• Problem to work on:
Copy all the lines of the data that include the word "einverstanden".

• Given entries:
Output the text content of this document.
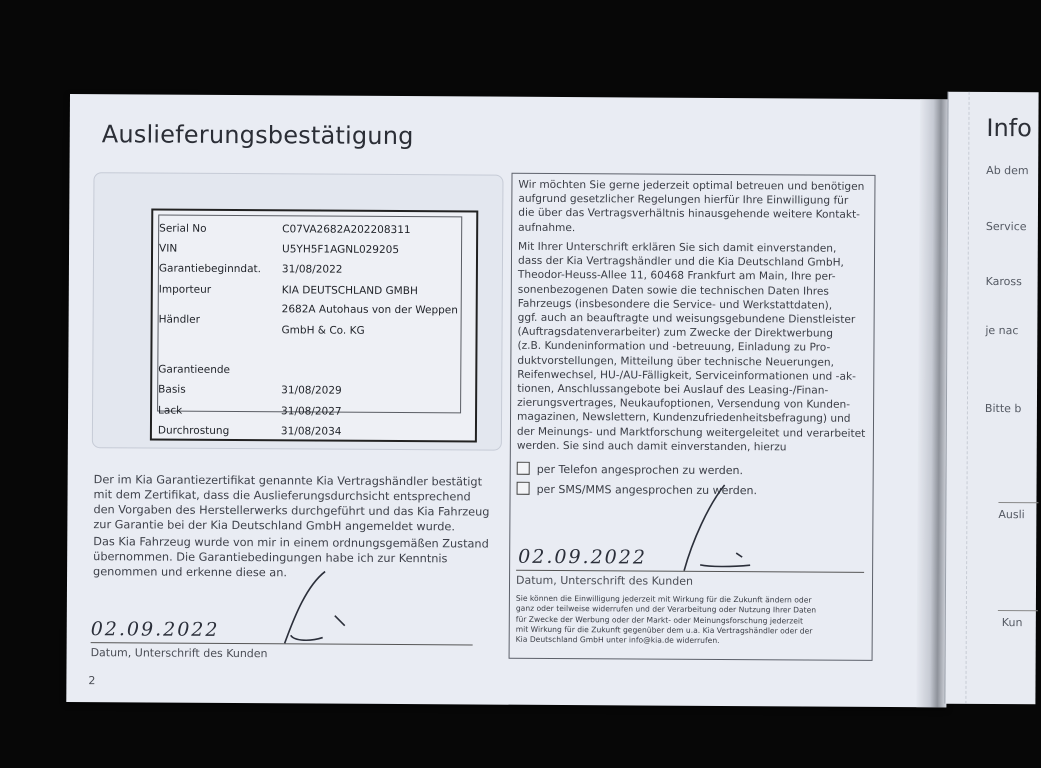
Auslieferungsbestätigung
Serial No	C07VA2682A202208311
VIN	U5YH5F1AGNL029205
Garantiebeginndat. 31/08/2022
Importeur	KIA DEUTSCHLAND GMBH
Händler
2682A Autohaus von der Weppen
GmbH & Co. KG
Garantieende
Basis	31/08/2029
Lack	31/08/2027
Durchrostung	31/08/2034
Der im Kia Garantiezertifikat genannte Kia Vertragshändler bestätigt
mit dem Zertifikat, dass die Auslieferungsdurchsicht entsprechend
den Vorgaben des Herstellerwerks durchgeführt und das Kia Fahrzeug
zur Garantie bei der Kia Deutschland GmbH angemeldet wurde.
Das Kia Fahrzeug wurde von mir in einem ordnungsgemäßen Zustand
übernommen. Die Garantiebedingungen habe ich zur Kenntnis
genommen und erkenne diese an.
02.09.2022
Datum, Unterschrift des Kunden
2
Wir möchten Sie gerne jederzeit optimal betreuen und benötigen
aufgrund gesetzlicher Regelungen hierfür Ihre Einwilligung für
die über das Vertragsverhältnis hinausgehende weitere Kontakt-
aufnahme.
Mit Ihrer Unterschrift erklären Sie sich damit einverstanden,
dass der Kia Vertragshändler und die Kia Deutschland GmbH,
Theodor-Heuss-Allee 11, 60468 Frankfurt am Main, Ihre per-
sonenbezogenen Daten sowie die technischen Daten Ihres
Fahrzeugs (insbesondere die Service- und Werkstattdaten),
ggf. auch an beauftragte und weisungsgebundene Dienstleister
(Auftragsdatenverarbeiter) zum Zwecke der Direktwerbung
(z.B. Kundeninformation und -betreuung, Einladung zu Pro-
duktvorstellungen, Mitteilung über technische Neuerungen,
Reifenwechsel, HU-/AU-Fälligkeit, Serviceinformationen und -ak-
tionen, Anschlussangebote bei Auslauf des Leasing-/Finan-
zierungsvertrages, Neukaufoptionen, Versendung von Kunden-
magazinen, Newslettern, Kundenzufriedenheitsbefragung) und
der Meinungs- und Marktforschung weitergeleitet und verarbeitet
werden. Sie sind auch damit einverstanden, hierzu
per Telefon angesprochen zu werden.
per SMS/MMS angesprochen zu werden.
02.09.2022
Datum, Unterschrift des Kunden
Sie können die Einwilligung jederzeit mit Wirkung für die Zukunft ändern oder
ganz oder teilweise widerrufen und der Verarbeitung oder Nutzung Ihrer Daten
für Zwecke der Werbung oder der Markt- oder Meinungsforschung jederzeit
mit Wirkung für die Zukunft gegenüber dem u.a. Kia Vertragshändler oder der
Kia Deutschland GmbH unter info@kia.de widerrufen.
Info
Ab dem
Service
Kaross
je nac
Bitte b
Ausli
Kun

• Solution below:
Mit Ihrer Unterschrift erklären Sie sich damit einverstanden,
werden. Sie sind auch damit einverstanden, hierzu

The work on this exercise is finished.